◆ Given exercise: Filter the records below down to lines containing "name".

Extracts from a graphics dataset:

^^^^

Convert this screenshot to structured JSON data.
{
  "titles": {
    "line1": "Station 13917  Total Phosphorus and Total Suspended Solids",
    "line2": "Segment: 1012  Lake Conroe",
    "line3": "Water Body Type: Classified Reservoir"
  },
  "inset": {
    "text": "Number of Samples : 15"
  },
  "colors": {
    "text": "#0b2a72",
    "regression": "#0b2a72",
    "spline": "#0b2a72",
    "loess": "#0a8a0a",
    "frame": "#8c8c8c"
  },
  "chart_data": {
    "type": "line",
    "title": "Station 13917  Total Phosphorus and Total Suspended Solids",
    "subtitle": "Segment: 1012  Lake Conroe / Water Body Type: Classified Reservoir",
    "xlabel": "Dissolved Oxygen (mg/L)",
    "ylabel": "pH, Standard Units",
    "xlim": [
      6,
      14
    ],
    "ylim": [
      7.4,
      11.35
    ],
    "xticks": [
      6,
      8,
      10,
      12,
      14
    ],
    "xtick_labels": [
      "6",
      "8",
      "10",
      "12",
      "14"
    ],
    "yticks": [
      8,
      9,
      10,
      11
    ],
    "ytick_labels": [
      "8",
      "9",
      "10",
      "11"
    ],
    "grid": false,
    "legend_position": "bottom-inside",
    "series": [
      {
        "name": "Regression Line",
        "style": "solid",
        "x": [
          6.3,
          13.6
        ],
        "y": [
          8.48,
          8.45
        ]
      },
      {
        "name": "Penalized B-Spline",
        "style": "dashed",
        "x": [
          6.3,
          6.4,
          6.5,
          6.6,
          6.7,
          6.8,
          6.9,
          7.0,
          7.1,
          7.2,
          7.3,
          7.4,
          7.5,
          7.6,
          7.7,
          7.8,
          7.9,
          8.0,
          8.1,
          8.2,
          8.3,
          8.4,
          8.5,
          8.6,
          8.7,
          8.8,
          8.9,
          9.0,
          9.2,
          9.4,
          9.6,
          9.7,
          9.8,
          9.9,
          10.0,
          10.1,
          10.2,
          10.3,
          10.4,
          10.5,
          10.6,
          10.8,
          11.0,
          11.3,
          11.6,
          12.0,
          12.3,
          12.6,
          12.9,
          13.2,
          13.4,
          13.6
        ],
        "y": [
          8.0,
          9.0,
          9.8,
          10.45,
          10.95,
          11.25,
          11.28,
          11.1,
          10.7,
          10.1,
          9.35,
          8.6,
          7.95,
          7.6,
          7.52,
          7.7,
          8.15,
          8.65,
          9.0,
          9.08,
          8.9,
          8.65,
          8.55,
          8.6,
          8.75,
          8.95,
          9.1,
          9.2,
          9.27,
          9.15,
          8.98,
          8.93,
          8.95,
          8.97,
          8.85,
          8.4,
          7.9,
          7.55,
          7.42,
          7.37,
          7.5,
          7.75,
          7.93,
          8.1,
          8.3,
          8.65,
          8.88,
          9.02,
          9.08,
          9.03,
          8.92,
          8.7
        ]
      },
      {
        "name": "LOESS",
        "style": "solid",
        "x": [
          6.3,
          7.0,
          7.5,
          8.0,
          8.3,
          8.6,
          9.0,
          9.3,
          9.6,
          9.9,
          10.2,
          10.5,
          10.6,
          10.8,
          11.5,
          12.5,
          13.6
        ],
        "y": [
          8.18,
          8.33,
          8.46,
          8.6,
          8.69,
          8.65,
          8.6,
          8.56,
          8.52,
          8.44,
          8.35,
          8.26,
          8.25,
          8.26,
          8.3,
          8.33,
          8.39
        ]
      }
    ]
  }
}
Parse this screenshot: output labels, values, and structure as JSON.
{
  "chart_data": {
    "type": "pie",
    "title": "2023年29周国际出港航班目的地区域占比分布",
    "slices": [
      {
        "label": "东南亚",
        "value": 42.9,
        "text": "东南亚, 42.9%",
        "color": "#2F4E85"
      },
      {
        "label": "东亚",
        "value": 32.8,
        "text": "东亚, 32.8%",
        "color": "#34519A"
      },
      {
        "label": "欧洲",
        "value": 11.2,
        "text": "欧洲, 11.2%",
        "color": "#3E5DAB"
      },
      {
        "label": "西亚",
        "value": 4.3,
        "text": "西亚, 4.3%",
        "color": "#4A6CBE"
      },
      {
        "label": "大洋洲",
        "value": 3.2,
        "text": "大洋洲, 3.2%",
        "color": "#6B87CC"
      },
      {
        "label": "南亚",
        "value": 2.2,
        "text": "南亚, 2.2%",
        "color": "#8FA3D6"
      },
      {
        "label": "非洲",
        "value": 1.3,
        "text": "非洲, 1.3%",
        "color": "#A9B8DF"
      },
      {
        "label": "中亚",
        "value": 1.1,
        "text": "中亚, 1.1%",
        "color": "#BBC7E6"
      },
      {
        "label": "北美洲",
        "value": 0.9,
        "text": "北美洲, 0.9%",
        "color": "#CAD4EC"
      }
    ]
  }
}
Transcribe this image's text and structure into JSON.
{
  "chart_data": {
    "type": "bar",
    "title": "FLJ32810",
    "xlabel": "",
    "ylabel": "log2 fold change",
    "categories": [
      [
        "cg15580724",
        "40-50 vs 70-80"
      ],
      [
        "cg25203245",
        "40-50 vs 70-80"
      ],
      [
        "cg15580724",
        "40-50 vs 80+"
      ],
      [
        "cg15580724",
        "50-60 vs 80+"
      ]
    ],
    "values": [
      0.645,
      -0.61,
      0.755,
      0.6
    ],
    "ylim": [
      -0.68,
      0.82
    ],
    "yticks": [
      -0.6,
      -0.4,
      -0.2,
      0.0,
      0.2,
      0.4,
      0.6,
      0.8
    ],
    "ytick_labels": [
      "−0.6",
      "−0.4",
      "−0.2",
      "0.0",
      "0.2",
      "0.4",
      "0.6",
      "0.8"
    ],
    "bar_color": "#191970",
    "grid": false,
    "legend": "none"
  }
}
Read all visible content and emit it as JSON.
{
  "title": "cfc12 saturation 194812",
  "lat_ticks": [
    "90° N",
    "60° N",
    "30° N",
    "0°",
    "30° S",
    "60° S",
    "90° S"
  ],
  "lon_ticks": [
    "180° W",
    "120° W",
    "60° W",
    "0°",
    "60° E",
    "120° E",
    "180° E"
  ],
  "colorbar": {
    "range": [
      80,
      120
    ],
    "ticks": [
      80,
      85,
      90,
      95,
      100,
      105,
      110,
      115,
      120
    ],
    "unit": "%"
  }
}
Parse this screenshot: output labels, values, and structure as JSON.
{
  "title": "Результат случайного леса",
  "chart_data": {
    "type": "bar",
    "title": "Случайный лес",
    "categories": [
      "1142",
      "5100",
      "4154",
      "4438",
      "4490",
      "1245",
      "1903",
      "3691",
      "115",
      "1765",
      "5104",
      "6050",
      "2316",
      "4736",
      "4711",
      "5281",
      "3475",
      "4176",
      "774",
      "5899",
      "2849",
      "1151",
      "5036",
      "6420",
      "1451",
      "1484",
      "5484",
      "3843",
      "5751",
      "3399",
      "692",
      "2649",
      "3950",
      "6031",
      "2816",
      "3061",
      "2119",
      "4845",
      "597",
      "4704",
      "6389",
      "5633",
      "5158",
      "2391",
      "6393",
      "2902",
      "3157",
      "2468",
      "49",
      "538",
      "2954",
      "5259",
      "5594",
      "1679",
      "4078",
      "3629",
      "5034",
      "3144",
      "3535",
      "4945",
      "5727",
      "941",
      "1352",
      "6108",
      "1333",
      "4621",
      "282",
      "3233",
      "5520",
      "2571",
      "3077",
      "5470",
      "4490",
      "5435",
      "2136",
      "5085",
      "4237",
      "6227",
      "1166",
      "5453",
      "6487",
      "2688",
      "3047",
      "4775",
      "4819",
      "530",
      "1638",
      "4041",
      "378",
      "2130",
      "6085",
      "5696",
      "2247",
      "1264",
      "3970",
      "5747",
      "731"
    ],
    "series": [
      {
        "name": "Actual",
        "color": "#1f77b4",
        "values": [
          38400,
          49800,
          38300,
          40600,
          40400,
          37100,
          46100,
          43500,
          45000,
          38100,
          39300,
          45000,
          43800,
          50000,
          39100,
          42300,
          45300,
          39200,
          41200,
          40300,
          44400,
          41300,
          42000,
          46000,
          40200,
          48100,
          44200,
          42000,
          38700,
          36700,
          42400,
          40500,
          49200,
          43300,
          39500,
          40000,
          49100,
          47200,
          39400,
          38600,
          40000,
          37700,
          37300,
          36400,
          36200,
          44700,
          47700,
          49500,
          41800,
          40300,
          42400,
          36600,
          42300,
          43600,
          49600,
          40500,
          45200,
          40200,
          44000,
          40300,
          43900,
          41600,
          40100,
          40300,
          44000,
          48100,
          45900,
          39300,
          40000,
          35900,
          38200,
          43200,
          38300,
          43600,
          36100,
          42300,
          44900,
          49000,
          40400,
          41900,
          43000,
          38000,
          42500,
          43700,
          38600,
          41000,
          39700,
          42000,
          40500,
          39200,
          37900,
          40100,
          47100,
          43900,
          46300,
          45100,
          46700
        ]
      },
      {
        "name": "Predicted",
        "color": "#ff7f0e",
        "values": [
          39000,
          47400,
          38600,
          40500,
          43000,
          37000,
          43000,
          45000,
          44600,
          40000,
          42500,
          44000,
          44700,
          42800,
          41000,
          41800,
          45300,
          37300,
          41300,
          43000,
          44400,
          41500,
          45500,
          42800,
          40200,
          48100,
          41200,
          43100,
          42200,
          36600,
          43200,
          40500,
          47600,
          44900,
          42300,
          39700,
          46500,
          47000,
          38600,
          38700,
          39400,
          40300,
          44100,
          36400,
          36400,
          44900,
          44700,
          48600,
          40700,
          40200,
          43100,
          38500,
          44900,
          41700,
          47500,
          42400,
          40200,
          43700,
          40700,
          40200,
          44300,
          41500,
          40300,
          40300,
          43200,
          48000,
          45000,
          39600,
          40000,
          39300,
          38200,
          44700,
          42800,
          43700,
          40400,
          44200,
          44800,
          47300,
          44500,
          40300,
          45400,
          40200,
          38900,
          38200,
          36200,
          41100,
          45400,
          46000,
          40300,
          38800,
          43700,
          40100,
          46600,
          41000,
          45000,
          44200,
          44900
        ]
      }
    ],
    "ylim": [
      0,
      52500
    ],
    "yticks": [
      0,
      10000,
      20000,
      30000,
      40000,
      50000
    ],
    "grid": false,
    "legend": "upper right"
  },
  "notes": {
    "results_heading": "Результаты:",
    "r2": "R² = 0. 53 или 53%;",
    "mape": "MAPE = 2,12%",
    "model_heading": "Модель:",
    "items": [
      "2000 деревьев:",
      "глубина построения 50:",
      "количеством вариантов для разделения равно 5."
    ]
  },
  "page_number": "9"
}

^^^^

◆ Output of the exercise:
        "name": "Regression Line",
        "name": "Penalized B-Spline",
        "name": "LOESS",
        "name": "Actual",
        "name": "Predicted",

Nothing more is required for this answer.